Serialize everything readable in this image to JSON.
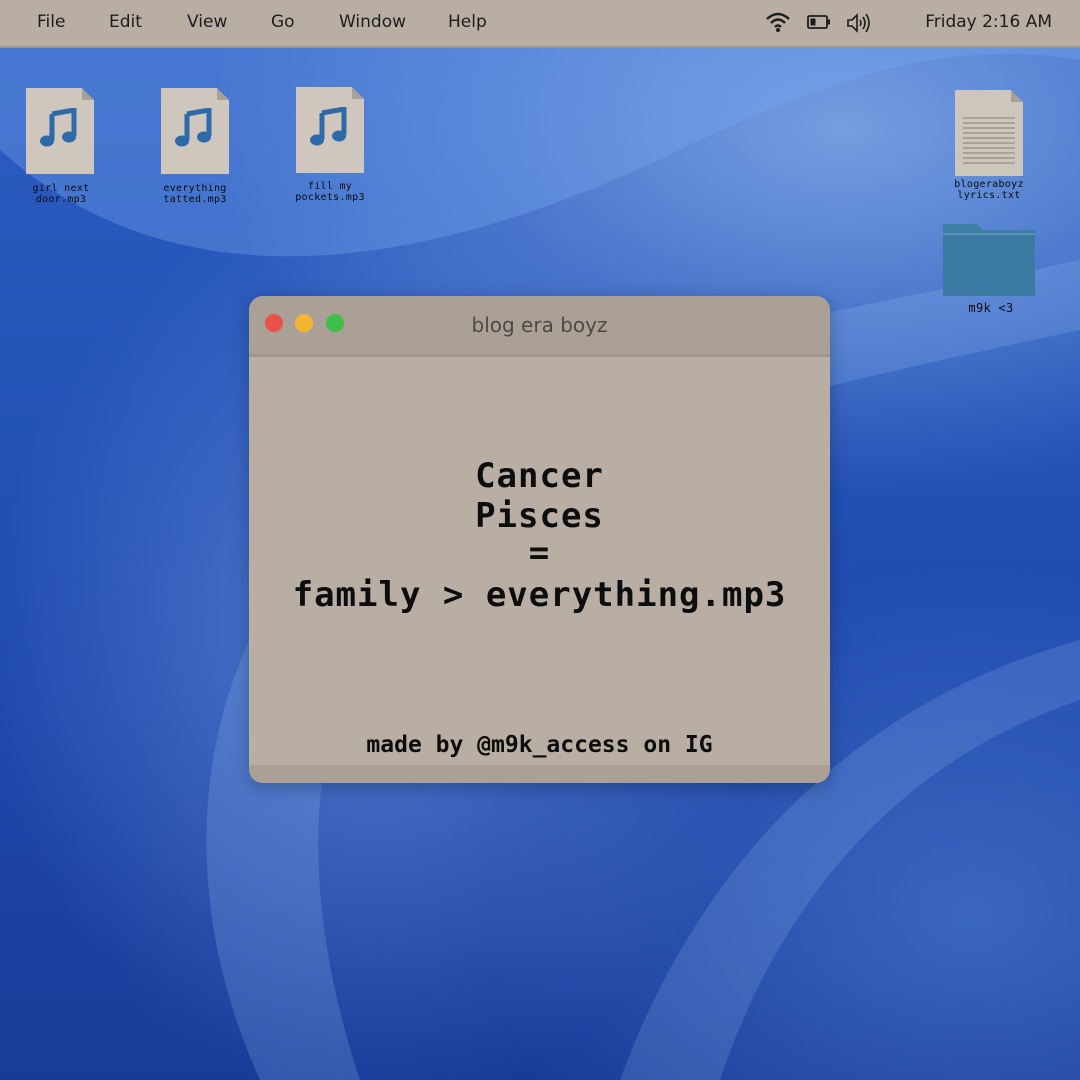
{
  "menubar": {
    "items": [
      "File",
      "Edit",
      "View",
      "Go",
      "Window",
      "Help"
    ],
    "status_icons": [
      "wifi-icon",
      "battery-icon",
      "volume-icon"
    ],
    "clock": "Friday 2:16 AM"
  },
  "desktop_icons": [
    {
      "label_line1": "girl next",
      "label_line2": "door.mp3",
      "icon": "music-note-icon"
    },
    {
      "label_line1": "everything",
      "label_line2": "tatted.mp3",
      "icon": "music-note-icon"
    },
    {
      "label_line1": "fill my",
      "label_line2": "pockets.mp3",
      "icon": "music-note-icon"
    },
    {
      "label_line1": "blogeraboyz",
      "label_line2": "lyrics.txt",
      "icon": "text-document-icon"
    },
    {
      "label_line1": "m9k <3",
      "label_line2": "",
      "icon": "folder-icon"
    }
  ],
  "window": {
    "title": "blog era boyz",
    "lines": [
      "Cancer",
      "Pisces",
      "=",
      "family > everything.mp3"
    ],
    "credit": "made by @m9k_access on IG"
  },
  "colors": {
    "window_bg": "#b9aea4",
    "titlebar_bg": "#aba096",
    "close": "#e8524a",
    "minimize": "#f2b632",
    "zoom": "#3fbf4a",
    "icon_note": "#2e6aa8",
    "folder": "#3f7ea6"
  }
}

- **Exercise description**: Give every record back exactly as it reads, with no images.

- **Response below**:
Serialize everything readable in this image to JSON.
{
  "menubar": {
    "items": [
      "File",
      "Edit",
      "View",
      "Go",
      "Window",
      "Help"
    ],
    "status_icons": [
      "wifi-icon",
      "battery-icon",
      "volume-icon"
    ],
    "clock": "Friday 2:16 AM"
  },
  "desktop_icons": [
    {
      "label_line1": "girl next",
      "label_line2": "door.mp3",
      "icon": "music-note-icon"
    },
    {
      "label_line1": "everything",
      "label_line2": "tatted.mp3",
      "icon": "music-note-icon"
    },
    {
      "label_line1": "fill my",
      "label_line2": "pockets.mp3",
      "icon": "music-note-icon"
    },
    {
      "label_line1": "blogeraboyz",
      "label_line2": "lyrics.txt",
      "icon": "text-document-icon"
    },
    {
      "label_line1": "m9k <3",
      "label_line2": "",
      "icon": "folder-icon"
    }
  ],
  "window": {
    "title": "blog era boyz",
    "lines": [
      "Cancer",
      "Pisces",
      "=",
      "family > everything.mp3"
    ],
    "credit": "made by @m9k_access on IG"
  },
  "colors": {
    "window_bg": "#b9aea4",
    "titlebar_bg": "#aba096",
    "close": "#e8524a",
    "minimize": "#f2b632",
    "zoom": "#3fbf4a",
    "icon_note": "#2e6aa8",
    "folder": "#3f7ea6"
  }
}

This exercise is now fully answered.